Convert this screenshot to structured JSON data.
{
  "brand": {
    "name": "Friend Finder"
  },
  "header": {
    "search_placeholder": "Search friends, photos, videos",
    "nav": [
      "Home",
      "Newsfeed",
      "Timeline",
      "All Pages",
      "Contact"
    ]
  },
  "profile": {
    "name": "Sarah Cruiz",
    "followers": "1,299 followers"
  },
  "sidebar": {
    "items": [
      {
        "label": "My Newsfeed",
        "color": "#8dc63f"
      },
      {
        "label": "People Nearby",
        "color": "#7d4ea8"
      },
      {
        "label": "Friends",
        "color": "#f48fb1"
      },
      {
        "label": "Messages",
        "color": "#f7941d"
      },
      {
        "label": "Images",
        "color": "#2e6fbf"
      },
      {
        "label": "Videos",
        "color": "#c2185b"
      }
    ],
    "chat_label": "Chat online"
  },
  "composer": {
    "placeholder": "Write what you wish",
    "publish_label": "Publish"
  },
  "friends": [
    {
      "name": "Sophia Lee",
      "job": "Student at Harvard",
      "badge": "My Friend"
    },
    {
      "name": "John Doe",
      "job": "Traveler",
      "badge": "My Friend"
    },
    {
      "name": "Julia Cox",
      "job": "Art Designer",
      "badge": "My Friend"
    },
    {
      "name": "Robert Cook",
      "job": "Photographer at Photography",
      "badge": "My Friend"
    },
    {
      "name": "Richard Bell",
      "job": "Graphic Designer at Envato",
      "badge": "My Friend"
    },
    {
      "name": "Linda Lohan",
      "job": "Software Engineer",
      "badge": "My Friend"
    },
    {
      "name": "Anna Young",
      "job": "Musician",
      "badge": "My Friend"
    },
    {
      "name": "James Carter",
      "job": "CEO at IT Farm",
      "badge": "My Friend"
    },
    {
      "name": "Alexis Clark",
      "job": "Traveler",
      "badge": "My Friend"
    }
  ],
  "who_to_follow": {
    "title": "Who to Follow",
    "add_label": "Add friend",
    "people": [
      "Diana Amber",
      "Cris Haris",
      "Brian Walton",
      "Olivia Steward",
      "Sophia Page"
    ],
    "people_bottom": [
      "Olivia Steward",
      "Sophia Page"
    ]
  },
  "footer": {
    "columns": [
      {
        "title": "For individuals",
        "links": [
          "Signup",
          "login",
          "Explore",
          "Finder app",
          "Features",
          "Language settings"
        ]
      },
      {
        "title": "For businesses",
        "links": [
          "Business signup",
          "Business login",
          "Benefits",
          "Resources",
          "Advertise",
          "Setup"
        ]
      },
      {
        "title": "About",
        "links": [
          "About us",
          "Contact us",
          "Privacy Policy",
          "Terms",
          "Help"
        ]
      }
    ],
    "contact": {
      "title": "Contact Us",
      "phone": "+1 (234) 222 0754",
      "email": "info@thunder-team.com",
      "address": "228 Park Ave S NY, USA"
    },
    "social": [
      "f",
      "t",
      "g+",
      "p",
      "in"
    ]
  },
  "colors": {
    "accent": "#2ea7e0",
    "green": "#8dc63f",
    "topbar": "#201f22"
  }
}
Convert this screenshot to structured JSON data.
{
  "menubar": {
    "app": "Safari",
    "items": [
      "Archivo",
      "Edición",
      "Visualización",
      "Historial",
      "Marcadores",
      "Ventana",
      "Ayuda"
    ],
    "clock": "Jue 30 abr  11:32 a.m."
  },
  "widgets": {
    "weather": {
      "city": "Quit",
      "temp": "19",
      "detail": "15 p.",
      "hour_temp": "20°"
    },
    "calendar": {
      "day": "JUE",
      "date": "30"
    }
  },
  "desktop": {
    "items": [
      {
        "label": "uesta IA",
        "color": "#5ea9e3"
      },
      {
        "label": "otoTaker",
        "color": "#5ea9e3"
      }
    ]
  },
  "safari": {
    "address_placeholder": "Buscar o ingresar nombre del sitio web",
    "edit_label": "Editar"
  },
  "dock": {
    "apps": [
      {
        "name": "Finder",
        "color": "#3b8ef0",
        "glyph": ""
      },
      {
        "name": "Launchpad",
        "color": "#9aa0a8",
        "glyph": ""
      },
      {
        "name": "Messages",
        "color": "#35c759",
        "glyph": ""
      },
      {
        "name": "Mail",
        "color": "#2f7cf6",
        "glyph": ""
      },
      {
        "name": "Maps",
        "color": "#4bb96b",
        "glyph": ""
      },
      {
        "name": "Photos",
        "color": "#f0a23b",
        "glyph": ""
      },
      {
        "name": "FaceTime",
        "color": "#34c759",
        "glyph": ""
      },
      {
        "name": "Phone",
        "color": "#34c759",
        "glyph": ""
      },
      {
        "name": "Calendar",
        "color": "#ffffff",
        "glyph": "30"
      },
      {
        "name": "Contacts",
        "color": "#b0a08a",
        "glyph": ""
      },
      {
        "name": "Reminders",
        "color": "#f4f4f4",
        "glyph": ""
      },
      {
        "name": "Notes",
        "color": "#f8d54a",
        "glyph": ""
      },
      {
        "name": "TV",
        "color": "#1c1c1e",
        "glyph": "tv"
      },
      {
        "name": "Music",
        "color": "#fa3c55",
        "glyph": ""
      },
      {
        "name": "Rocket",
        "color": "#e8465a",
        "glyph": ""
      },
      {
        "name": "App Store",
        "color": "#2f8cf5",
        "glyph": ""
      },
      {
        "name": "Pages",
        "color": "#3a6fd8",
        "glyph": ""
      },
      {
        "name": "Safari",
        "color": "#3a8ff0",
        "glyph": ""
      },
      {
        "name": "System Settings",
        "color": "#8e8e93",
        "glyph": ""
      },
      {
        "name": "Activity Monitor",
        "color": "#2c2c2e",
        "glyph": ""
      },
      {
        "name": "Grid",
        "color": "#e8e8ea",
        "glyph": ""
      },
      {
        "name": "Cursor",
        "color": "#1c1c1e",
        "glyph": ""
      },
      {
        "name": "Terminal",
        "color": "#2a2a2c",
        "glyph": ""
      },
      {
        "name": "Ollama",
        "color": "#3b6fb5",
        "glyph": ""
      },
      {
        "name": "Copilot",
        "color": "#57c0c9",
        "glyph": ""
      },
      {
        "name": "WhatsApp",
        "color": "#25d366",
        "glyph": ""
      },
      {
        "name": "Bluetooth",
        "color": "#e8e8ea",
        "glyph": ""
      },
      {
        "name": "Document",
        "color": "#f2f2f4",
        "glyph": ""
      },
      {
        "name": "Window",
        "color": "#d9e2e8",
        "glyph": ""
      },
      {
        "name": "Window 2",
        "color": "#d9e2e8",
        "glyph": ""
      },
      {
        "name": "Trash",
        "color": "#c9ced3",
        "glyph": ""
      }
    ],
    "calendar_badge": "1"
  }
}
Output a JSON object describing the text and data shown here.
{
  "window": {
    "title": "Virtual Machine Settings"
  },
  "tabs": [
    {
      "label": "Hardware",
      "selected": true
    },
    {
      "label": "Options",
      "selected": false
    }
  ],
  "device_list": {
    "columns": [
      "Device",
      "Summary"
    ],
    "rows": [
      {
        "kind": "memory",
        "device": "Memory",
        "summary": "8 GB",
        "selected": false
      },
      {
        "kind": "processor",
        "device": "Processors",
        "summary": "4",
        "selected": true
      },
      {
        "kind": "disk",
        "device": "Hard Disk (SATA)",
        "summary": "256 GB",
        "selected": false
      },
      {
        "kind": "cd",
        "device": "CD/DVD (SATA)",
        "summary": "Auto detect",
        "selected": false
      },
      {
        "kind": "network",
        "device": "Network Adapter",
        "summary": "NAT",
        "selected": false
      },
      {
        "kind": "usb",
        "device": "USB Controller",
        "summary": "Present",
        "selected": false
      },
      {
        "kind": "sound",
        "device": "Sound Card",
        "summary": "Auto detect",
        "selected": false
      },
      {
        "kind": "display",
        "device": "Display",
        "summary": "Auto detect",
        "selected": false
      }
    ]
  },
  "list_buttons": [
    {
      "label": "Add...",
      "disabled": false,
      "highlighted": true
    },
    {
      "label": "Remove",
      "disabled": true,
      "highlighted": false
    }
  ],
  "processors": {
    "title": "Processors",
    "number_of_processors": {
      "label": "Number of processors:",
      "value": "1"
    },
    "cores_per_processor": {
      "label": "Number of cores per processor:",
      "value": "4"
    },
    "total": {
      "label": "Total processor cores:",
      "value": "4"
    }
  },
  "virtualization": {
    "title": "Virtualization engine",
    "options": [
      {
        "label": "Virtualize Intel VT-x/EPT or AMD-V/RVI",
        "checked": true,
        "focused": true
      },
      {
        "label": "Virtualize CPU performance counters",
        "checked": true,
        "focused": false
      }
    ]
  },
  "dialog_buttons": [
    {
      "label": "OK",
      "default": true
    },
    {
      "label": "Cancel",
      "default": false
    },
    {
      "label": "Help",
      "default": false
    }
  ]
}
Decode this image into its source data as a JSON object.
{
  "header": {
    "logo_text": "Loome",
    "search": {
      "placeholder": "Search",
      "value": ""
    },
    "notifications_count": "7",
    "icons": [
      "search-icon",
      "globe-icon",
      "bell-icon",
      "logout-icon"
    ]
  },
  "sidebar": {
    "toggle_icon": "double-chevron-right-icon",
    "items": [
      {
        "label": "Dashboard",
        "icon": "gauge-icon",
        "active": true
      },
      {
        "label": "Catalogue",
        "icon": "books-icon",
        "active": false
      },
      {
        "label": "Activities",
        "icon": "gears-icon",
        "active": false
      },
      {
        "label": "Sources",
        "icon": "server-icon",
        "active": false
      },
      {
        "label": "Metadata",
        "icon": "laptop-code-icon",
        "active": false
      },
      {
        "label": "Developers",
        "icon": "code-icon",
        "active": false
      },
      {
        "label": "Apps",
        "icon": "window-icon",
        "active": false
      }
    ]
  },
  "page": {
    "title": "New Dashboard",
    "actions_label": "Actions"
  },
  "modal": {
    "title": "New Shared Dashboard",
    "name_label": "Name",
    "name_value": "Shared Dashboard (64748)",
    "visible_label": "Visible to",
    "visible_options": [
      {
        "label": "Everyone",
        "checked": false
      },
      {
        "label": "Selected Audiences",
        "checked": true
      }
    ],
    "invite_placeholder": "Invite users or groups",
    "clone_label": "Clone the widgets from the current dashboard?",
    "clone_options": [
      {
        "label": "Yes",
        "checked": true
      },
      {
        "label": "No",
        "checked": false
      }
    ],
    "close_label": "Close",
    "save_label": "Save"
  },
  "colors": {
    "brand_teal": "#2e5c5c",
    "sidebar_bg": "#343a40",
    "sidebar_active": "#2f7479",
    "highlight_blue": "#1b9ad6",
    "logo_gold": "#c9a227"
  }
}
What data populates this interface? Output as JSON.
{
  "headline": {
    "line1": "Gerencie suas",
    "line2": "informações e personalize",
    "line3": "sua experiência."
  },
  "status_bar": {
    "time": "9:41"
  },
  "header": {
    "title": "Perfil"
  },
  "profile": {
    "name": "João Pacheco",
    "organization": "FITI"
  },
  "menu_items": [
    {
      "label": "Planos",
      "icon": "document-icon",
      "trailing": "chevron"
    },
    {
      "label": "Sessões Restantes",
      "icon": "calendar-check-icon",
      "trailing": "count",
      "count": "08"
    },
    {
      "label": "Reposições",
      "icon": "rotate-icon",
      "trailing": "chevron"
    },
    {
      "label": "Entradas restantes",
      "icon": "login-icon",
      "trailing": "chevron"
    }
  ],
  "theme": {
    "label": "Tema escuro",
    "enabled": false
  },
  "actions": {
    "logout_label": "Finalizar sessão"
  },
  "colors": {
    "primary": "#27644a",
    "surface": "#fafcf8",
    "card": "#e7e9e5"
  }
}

● Exercise aim
Lines holding the word "true" should be counted across the entries; state only how many there are.

● Completed exercise
11